YOUR TASKS:
1: Please revise the passage on Bradford starting at "Bradfordale (or Bradforddale)" and ending at "recognised as such.", changing "geographers" to "mapmakers".
2: According to the passage on Bradford, who runs the Bradford Colour Museum?

EXCERPTED PASSAGE:
---------------
Bradfordale (or Bradforddale) is a name given by geographers to the valley of Bradford Beck (see for example Firth 1997[17]). It can reasonably be regarded as one of the Yorkshire Dales, though as the site of a big city, it is often not recognised as such.

The city is the location of the most visited museum outside London - the National Media Museum, previously called the National Museum of Photography, Film & Television, which has 3 cinemas including a gigantic Imax screen. Bradford's main art gallery is housed in the grand Edwardian Cartwright Hall in Lister Park. Salt's Mill has the world's largest collection of David Hockney artworks. Bradford Industrial Museum [18] celebrates and explains the significant achievements in Bradford's industrial past, from textiles to the manufacture of motor cars. Colour was important in the development of the textile industry and the educational Bradford Colour Museum [19] is unique in the UK. It is run by the Society of Dyers and Colourists.

Each year the city hosts several successful festivals. In June the Bradford Festival [20] includes a Book Festival and the massive Bradford Mela [21], the biggest of its kind outside Asia. The Ilkley Literature Festival [22] in September/October is the largest and most prestigious in the north attracting big names from the arts and entertainment. There are several Continental Markets and Food Fairs throughout the city and district including the Bradford International Market, a four day spectacular in August. The city has an annual series of important film and cinema events: the Bradford Film Festival in March, Bite The Mango (World Cinema) in September, plus the Bradford Animation Festival held each November.

Bradford's oldest building is the cathedral, which for most of its life was a parish church. Few other Medieval buildings have survived apart from Bolling Hall, which has been preserved as a museum.

Bradford boasts some fine Victorian buildings: apart from the mills mentioned elsewhere in this article, there is the City Hall (with statues of rulers of England unusually including Oliver Cromwell), the Wool Exchange (now used as a bookshop), and a large Victorian cemetery at Undercliffe.
---------------
RECORD EXCERPTS:
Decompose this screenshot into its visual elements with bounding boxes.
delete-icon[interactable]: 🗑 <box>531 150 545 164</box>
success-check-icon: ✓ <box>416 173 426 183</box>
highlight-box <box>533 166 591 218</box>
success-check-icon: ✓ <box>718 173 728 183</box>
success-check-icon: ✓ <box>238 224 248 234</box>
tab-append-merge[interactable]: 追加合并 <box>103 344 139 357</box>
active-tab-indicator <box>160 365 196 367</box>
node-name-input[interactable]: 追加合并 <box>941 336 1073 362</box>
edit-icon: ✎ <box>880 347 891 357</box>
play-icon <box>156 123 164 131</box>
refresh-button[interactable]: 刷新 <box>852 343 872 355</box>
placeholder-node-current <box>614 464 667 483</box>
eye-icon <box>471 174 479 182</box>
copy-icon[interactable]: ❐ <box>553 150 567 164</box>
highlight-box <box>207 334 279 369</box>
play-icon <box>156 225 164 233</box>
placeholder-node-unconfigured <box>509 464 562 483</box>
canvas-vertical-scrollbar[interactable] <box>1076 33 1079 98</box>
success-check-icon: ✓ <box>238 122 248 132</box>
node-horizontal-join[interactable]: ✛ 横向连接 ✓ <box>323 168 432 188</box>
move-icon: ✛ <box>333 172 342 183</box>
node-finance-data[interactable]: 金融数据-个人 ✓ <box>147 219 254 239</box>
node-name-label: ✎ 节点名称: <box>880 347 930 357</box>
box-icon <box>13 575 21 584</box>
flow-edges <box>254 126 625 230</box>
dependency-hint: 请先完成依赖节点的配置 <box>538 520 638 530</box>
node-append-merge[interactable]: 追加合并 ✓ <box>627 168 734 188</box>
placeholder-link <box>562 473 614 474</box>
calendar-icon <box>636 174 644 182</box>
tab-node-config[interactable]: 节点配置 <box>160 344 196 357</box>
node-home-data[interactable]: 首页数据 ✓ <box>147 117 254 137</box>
---------------
RESULTS FOR THE EXERCISE:
1:
Bradfordale (or Bradforddale) is a name given by mapmakers to the valley of Bradford Beck (see for example Firth 1997[17]). It can reasonably be regarded as one of the Yorkshire Dales, though as the site of a big city, it is often not recognised as such.

2: The Society of Dyers and Colourists.